— Begin —

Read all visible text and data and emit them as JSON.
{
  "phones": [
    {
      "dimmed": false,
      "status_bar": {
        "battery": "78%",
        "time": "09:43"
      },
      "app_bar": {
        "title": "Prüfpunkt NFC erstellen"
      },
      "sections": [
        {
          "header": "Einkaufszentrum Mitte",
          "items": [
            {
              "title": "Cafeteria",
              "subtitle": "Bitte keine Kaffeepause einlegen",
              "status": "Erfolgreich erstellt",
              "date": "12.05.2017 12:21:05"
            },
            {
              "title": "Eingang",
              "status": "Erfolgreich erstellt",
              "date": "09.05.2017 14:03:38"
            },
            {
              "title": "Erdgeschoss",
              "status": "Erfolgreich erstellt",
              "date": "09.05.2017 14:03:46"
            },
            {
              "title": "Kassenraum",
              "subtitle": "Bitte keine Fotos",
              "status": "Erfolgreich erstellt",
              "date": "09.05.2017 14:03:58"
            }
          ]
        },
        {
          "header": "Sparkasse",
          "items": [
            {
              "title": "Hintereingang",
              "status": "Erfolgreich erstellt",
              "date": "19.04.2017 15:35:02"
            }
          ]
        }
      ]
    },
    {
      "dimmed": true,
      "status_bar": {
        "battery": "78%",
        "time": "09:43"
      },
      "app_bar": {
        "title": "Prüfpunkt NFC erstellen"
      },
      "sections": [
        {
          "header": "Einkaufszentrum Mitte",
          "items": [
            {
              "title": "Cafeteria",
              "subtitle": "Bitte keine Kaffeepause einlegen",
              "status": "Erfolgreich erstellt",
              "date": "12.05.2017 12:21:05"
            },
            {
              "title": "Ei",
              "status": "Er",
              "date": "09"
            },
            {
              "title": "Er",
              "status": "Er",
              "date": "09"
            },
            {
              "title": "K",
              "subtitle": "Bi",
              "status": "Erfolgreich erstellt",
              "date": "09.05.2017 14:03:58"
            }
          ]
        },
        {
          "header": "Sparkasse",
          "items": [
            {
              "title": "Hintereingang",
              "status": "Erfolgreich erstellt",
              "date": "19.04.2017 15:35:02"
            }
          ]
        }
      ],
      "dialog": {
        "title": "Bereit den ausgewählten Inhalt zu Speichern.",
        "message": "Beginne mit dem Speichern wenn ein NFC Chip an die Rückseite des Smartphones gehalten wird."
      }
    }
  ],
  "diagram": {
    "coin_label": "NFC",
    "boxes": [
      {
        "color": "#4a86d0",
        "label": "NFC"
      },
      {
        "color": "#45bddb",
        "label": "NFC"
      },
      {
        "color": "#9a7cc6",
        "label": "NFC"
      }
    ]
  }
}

— End —

◆ **Exercise description**:
Transcribe each record exactly. Leave nothing out.

◆ **Full output**:
Read all visible text and data and emit them as JSON.
{
  "phones": [
    {
      "dimmed": false,
      "status_bar": {
        "battery": "78%",
        "time": "09:43"
      },
      "app_bar": {
        "title": "Prüfpunkt NFC erstellen"
      },
      "sections": [
        {
          "header": "Einkaufszentrum Mitte",
          "items": [
            {
              "title": "Cafeteria",
              "subtitle": "Bitte keine Kaffeepause einlegen",
              "status": "Erfolgreich erstellt",
              "date": "12.05.2017 12:21:05"
            },
            {
              "title": "Eingang",
              "status": "Erfolgreich erstellt",
              "date": "09.05.2017 14:03:38"
            },
            {
              "title": "Erdgeschoss",
              "status": "Erfolgreich erstellt",
              "date": "09.05.2017 14:03:46"
            },
            {
              "title": "Kassenraum",
              "subtitle": "Bitte keine Fotos",
              "status": "Erfolgreich erstellt",
              "date": "09.05.2017 14:03:58"
            }
          ]
        },
        {
          "header": "Sparkasse",
          "items": [
            {
              "title": "Hintereingang",
              "status": "Erfolgreich erstellt",
              "date": "19.04.2017 15:35:02"
            }
          ]
        }
      ]
    },
    {
      "dimmed": true,
      "status_bar": {
        "battery": "78%",
        "time": "09:43"
      },
      "app_bar": {
        "title": "Prüfpunkt NFC erstellen"
      },
      "sections": [
        {
          "header": "Einkaufszentrum Mitte",
          "items": [
            {
              "title": "Cafeteria",
              "subtitle": "Bitte keine Kaffeepause einlegen",
              "status": "Erfolgreich erstellt",
              "date": "12.05.2017 12:21:05"
            },
            {
              "title": "Ei",
              "status": "Er",
              "date": "09"
            },
            {
              "title": "Er",
              "status": "Er",
              "date": "09"
            },
            {
              "title": "K",
              "subtitle": "Bi",
              "status": "Erfolgreich erstellt",
              "date": "09.05.2017 14:03:58"
            }
          ]
        },
        {
          "header": "Sparkasse",
          "items": [
            {
              "title": "Hintereingang",
              "status": "Erfolgreich erstellt",
              "date": "19.04.2017 15:35:02"
            }
          ]
        }
      ],
      "dialog": {
        "title": "Bereit den ausgewählten Inhalt zu Speichern.",
        "message": "Beginne mit dem Speichern wenn ein NFC Chip an die Rückseite des Smartphones gehalten wird."
      }
    }
  ],
  "diagram": {
    "coin_label": "NFC",
    "boxes": [
      {
        "color": "#4a86d0",
        "label": "NFC"
      },
      {
        "color": "#45bddb",
        "label": "NFC"
      },
      {
        "color": "#9a7cc6",
        "label": "NFC"
      }
    ]
  }
}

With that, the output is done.